__Goal__:
Determine which lines contain the word "četla", then copy those lines.

__Provided data__:

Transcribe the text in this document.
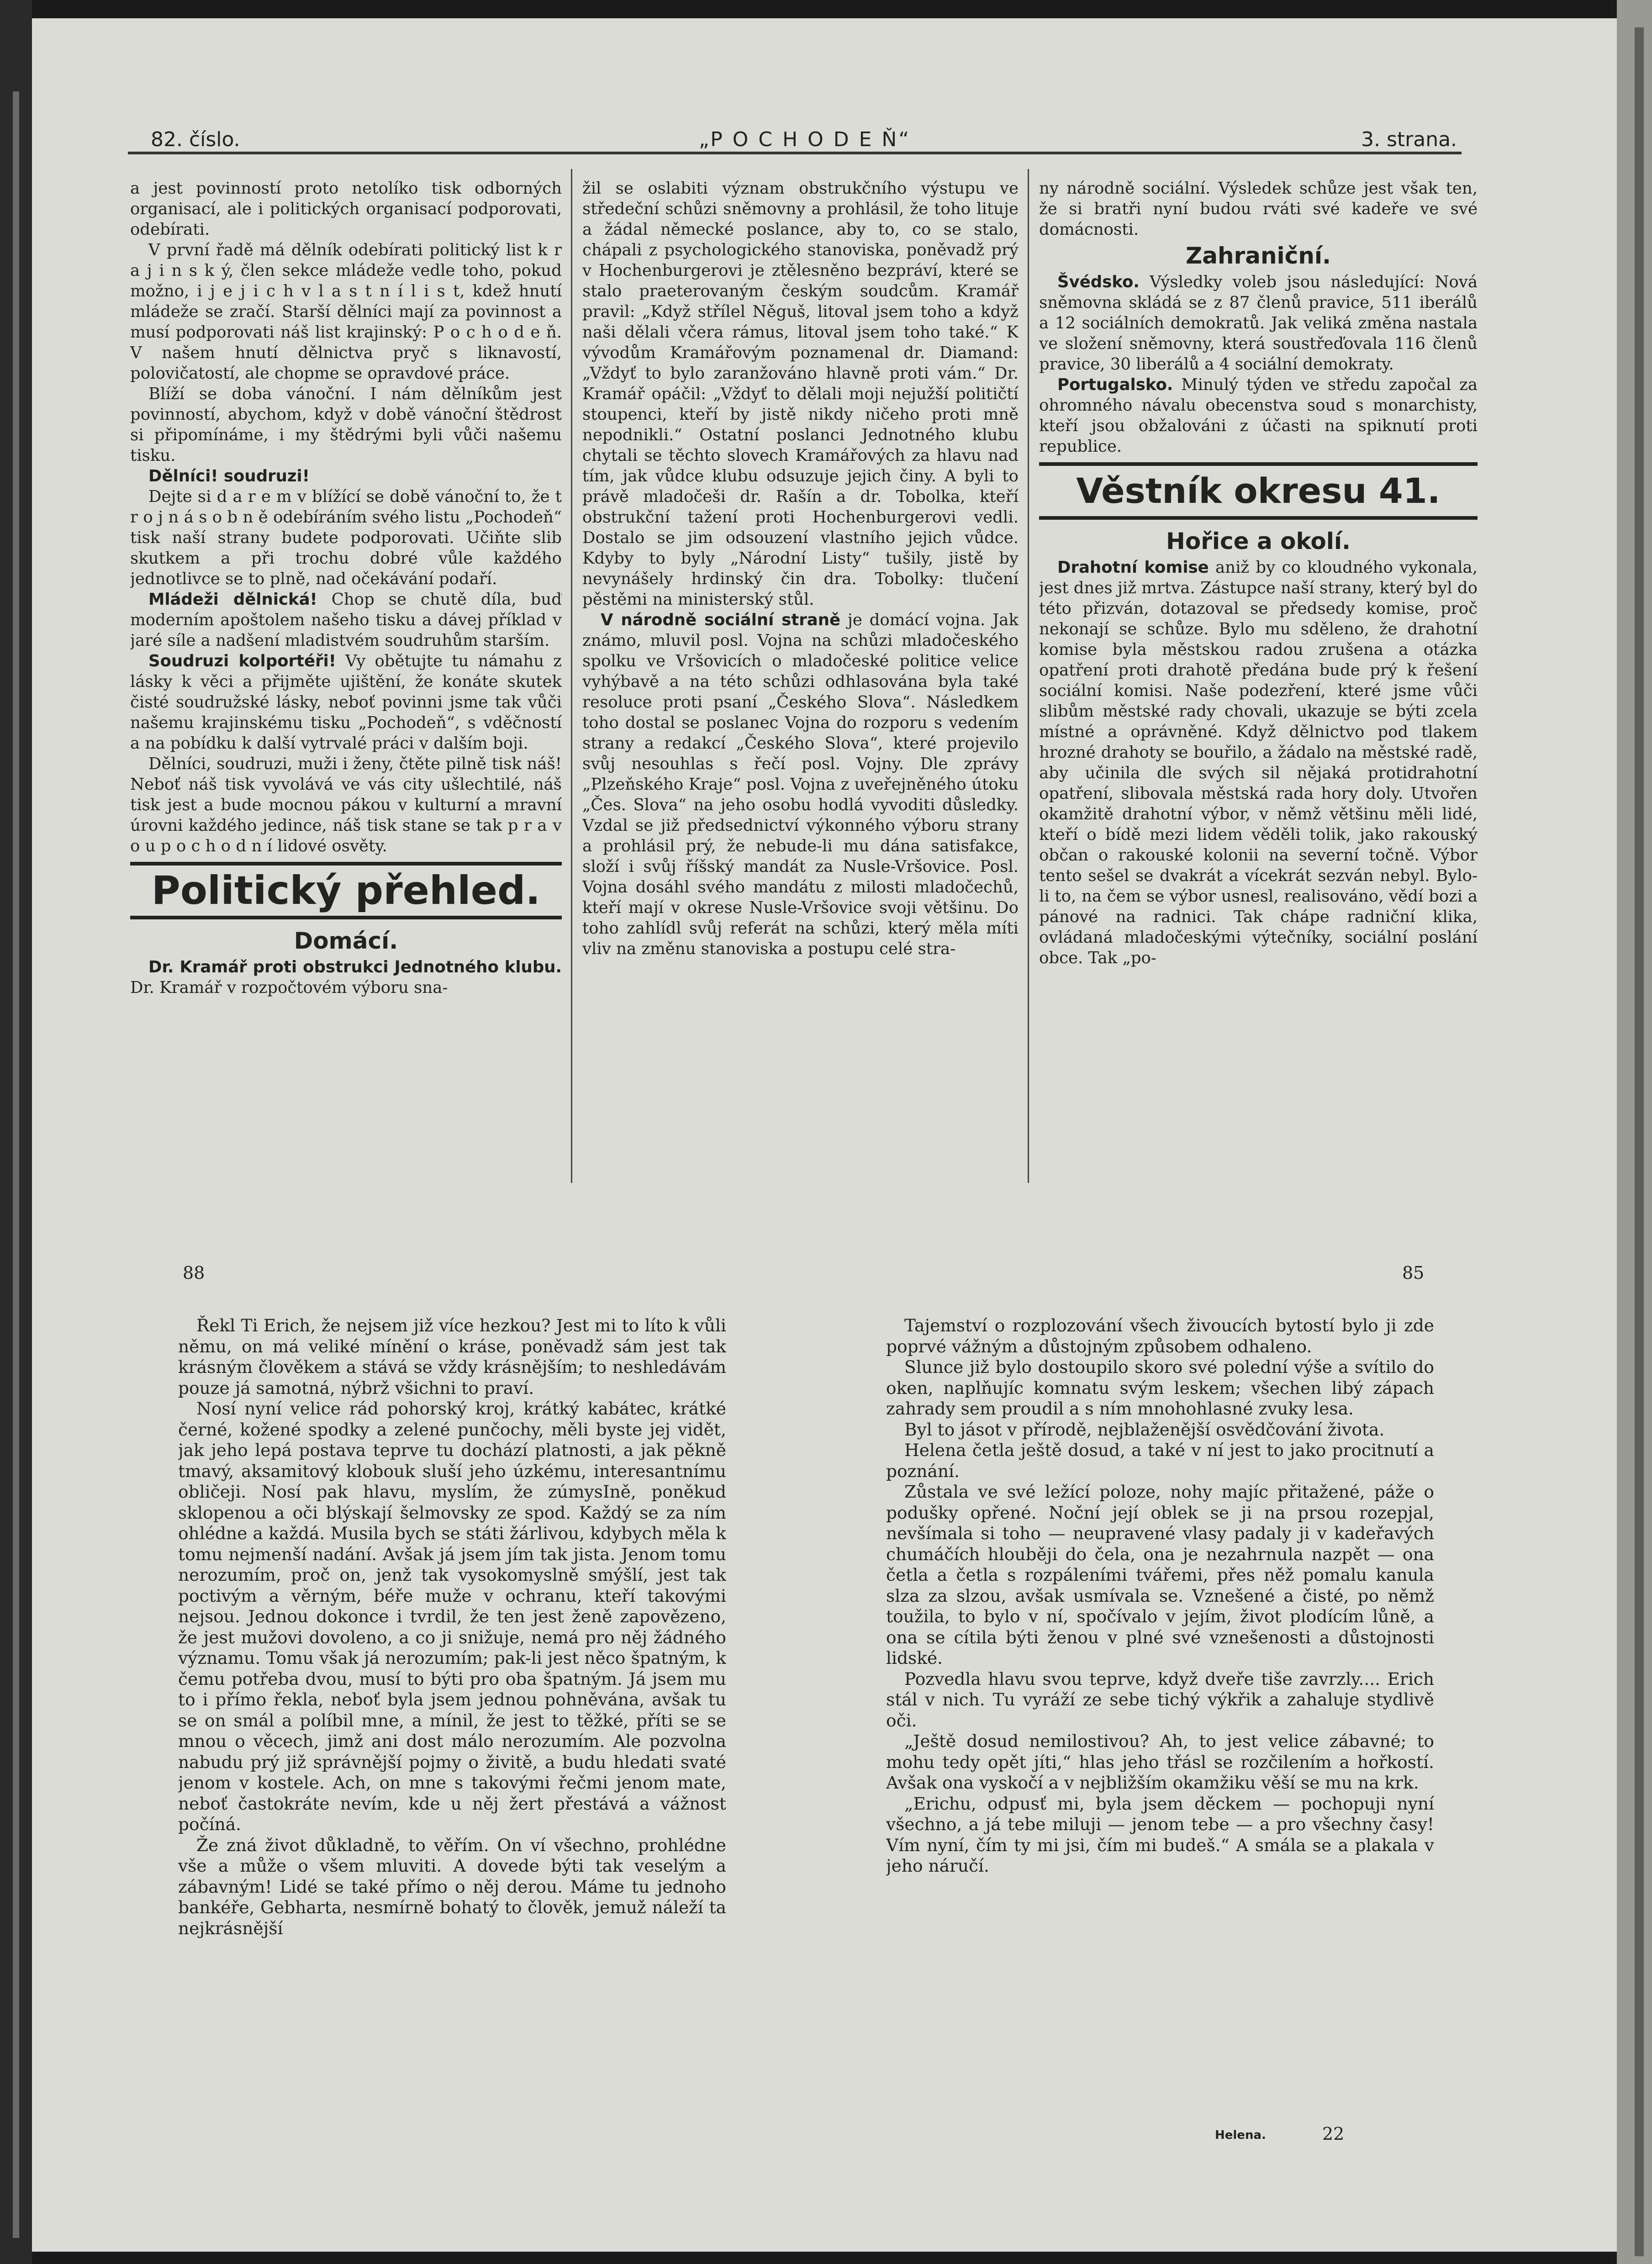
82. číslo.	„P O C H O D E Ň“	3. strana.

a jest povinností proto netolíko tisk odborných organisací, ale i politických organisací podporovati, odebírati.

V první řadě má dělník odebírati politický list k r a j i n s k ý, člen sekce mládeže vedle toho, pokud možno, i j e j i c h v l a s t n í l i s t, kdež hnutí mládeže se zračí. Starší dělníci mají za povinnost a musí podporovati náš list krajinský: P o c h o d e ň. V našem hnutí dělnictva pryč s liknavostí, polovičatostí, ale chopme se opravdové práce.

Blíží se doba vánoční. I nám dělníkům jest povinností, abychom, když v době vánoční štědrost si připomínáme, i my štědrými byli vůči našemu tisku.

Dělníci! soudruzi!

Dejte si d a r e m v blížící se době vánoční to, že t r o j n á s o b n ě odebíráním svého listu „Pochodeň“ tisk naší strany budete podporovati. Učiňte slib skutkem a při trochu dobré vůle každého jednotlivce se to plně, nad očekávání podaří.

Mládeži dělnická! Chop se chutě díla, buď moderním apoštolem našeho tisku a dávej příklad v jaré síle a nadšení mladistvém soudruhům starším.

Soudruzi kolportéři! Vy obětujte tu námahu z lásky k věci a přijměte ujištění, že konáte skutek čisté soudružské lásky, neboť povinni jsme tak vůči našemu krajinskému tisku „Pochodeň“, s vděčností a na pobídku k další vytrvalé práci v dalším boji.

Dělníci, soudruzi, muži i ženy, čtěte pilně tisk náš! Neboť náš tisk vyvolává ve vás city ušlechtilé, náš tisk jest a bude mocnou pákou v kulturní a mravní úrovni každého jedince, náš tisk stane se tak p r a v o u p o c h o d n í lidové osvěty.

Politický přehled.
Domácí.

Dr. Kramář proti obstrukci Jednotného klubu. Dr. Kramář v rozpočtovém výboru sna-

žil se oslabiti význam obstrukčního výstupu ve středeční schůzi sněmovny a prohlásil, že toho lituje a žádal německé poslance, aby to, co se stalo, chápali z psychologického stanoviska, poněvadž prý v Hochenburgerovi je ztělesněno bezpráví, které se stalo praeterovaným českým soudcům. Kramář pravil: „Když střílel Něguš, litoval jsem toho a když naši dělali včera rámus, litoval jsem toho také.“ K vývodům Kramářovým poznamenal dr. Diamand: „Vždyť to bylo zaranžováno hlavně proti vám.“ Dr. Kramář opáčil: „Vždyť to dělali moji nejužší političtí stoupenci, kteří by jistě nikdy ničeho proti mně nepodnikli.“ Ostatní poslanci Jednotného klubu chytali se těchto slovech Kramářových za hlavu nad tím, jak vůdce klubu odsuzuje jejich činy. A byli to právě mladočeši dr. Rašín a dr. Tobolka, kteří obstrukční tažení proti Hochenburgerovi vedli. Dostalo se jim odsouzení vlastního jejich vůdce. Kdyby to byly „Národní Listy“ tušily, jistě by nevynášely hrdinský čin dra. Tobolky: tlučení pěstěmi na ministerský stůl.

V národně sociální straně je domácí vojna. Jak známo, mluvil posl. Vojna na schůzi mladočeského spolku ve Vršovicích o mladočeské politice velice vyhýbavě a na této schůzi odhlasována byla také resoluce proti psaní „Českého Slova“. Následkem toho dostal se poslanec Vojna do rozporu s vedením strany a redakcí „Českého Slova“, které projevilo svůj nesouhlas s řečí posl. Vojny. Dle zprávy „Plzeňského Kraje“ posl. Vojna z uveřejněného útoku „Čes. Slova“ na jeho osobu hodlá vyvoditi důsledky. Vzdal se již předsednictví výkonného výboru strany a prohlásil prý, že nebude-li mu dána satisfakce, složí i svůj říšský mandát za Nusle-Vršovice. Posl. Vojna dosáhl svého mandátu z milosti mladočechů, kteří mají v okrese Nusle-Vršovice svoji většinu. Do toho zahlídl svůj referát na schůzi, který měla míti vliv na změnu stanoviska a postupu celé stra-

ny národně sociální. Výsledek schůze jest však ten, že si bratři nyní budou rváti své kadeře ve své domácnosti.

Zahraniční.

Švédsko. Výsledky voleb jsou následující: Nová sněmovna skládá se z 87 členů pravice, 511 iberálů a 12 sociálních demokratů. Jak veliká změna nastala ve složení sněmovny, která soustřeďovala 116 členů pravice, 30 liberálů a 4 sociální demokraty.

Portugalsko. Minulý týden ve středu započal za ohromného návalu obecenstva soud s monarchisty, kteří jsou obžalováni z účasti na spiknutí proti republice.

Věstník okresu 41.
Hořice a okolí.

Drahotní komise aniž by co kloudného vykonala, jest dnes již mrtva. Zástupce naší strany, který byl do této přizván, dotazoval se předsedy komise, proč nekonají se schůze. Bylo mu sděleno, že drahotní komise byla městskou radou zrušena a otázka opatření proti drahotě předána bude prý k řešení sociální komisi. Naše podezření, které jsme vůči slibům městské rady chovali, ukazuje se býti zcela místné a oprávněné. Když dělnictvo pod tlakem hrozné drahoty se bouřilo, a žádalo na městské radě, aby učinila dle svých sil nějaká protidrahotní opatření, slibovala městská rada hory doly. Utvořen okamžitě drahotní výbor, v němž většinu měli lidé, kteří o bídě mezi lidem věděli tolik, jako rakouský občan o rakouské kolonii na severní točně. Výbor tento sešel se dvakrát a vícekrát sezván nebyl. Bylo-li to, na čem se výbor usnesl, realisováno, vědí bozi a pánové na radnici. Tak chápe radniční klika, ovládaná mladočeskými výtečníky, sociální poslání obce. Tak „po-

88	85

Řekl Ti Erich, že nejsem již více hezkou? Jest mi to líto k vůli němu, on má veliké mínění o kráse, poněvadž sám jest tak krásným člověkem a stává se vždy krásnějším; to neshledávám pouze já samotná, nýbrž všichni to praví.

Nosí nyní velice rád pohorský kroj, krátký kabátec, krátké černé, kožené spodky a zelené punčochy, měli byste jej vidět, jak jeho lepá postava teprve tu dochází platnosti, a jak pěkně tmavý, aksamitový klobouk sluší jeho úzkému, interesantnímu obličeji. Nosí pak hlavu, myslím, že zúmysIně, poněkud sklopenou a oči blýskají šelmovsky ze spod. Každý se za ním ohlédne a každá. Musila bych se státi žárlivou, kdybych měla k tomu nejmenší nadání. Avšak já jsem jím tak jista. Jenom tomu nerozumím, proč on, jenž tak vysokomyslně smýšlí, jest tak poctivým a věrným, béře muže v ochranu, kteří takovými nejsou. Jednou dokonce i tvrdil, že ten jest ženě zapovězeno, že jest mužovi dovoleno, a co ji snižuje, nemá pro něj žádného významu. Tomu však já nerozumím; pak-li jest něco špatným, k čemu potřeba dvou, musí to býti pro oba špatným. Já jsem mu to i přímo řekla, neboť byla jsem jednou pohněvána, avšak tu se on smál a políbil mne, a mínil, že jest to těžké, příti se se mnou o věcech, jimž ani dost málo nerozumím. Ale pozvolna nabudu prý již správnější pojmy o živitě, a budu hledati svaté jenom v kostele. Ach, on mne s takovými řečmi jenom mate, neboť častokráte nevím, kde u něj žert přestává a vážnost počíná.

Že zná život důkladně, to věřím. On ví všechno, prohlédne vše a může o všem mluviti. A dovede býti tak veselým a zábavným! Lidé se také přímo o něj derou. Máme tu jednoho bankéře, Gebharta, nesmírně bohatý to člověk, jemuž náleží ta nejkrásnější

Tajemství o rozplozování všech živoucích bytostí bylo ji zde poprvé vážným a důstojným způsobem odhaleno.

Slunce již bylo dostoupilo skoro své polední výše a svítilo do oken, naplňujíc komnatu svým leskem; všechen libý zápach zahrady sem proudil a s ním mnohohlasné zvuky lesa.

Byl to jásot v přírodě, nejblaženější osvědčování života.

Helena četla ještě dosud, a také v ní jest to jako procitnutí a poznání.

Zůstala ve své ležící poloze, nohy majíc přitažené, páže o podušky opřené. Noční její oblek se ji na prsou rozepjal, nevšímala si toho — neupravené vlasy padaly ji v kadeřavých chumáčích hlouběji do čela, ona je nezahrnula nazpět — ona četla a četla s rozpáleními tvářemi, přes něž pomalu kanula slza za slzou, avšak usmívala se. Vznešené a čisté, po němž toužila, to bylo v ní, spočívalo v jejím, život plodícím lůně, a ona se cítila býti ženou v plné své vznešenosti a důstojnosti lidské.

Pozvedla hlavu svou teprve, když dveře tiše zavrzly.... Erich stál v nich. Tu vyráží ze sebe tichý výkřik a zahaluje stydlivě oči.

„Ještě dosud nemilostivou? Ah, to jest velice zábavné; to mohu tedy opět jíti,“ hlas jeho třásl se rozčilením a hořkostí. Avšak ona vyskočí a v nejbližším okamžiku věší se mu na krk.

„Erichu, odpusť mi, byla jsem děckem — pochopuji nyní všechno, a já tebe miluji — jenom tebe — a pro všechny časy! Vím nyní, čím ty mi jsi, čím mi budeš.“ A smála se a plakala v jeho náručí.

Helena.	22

__Answer to this exercise__:
Helena četla ještě dosud, a také v ní jest to jako procitnutí a poznání.
Zůstala ve své ležící poloze, nohy majíc přitažené, páže o podušky opřené. Noční její oblek se ji na prsou rozepjal, nevšímala si toho — neupravené vlasy padaly ji v kadeřavých chumáčích hlouběji do čela, ona je nezahrnula nazpět — ona četla a četla s rozpáleními tvářemi, přes něž pomalu kanula slza za slzou, avšak usmívala se. Vznešené a čisté, po němž toužila, to bylo v ní, spočívalo v jejím, život plodícím lůně, a ona se cítila býti ženou v plné své vznešenosti a důstojnosti lidské.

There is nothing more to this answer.